- Work to be completed
In the listing below, count the lines with "Other" and report only the figure.

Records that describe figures

______________________________

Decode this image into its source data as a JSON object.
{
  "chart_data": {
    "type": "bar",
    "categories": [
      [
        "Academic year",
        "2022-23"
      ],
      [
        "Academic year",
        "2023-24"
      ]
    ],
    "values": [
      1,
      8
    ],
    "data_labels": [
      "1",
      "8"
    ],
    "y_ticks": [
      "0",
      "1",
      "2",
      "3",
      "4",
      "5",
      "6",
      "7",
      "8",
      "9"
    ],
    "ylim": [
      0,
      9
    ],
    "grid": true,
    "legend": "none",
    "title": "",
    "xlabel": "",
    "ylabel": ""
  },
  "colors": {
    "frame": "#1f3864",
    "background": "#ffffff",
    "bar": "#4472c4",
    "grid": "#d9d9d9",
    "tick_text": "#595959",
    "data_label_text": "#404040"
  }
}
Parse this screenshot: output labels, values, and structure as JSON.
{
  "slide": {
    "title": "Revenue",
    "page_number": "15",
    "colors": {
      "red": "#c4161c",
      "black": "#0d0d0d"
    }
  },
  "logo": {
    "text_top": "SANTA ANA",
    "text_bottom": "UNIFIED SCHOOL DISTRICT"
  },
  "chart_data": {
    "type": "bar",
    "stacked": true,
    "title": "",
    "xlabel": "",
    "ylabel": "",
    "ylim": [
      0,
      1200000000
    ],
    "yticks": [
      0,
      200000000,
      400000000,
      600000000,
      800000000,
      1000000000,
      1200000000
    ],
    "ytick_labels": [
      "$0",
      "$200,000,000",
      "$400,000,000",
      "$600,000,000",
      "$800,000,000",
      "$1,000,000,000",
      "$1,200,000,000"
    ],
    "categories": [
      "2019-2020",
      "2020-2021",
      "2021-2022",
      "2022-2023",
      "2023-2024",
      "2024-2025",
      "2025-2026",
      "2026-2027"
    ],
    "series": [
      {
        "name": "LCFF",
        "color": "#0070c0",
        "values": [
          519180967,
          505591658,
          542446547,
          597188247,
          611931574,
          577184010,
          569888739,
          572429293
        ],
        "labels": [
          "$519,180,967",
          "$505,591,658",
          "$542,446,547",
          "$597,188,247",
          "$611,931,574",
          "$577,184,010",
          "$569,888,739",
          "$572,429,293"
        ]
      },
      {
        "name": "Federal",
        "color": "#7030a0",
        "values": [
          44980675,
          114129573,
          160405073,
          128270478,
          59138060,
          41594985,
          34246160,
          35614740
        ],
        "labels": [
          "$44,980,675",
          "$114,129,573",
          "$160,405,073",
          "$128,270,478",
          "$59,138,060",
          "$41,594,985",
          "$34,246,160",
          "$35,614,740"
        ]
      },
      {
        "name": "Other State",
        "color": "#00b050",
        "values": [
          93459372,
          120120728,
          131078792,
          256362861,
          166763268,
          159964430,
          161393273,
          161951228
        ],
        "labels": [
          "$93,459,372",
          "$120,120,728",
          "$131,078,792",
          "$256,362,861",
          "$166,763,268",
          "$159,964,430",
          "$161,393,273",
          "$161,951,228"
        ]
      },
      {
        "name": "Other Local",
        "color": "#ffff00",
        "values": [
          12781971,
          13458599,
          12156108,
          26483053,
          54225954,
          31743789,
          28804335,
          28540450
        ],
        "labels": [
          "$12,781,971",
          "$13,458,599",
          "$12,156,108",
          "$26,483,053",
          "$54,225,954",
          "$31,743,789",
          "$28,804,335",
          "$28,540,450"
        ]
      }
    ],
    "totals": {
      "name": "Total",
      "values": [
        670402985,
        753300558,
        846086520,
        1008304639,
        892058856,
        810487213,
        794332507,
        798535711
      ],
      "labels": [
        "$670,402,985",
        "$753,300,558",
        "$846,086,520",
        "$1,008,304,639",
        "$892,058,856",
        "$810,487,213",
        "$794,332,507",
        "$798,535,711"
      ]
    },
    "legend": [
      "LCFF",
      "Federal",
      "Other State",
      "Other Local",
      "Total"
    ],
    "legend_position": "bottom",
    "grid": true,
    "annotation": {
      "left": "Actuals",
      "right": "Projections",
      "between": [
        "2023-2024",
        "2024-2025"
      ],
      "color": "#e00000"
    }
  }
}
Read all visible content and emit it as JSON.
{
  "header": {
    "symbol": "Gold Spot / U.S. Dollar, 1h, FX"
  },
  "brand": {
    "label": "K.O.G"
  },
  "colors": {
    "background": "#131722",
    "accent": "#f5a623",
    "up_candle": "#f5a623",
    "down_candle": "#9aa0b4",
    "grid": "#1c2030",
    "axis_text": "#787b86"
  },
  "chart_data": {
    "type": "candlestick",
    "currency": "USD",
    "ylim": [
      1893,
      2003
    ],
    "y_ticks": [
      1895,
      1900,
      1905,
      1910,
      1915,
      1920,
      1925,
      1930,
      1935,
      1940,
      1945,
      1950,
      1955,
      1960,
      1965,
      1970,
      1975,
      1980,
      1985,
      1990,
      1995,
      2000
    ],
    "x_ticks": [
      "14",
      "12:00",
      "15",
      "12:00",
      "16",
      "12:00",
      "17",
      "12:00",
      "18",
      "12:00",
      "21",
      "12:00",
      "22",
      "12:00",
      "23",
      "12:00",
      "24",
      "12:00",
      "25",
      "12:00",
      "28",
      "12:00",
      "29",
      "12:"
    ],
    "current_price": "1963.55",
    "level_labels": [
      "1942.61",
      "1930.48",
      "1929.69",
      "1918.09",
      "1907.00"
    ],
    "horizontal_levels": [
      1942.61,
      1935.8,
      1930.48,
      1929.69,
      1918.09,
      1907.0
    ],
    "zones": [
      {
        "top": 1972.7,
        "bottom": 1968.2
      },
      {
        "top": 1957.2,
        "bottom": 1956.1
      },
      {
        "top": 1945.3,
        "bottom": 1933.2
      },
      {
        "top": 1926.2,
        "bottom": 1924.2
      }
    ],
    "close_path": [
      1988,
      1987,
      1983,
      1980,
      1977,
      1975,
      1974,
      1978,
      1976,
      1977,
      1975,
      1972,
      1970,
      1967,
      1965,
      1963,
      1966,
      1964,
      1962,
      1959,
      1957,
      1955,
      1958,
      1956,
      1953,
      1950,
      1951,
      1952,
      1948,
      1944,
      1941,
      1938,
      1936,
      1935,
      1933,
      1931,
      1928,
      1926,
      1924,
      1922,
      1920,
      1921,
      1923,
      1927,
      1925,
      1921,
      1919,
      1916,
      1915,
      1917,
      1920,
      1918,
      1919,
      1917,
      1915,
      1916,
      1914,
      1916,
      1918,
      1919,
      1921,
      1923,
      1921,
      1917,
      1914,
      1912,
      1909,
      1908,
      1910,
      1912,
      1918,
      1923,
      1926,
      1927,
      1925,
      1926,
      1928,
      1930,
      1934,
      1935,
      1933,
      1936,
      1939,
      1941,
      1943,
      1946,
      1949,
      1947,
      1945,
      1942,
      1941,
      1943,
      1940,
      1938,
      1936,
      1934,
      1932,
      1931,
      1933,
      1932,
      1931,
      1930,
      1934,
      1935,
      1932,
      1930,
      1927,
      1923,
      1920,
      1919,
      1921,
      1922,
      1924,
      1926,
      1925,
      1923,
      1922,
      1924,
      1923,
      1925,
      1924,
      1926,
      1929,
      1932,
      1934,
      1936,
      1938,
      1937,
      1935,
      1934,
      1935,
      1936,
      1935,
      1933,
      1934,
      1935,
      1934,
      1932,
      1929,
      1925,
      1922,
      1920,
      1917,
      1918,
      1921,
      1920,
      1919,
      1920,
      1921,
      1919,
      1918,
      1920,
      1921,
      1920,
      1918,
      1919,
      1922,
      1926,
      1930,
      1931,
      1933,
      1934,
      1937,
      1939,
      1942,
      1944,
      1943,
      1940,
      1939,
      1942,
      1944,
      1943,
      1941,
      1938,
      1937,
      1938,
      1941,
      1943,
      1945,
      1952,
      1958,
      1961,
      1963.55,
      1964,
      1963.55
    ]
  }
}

______________________________

- Complete response
4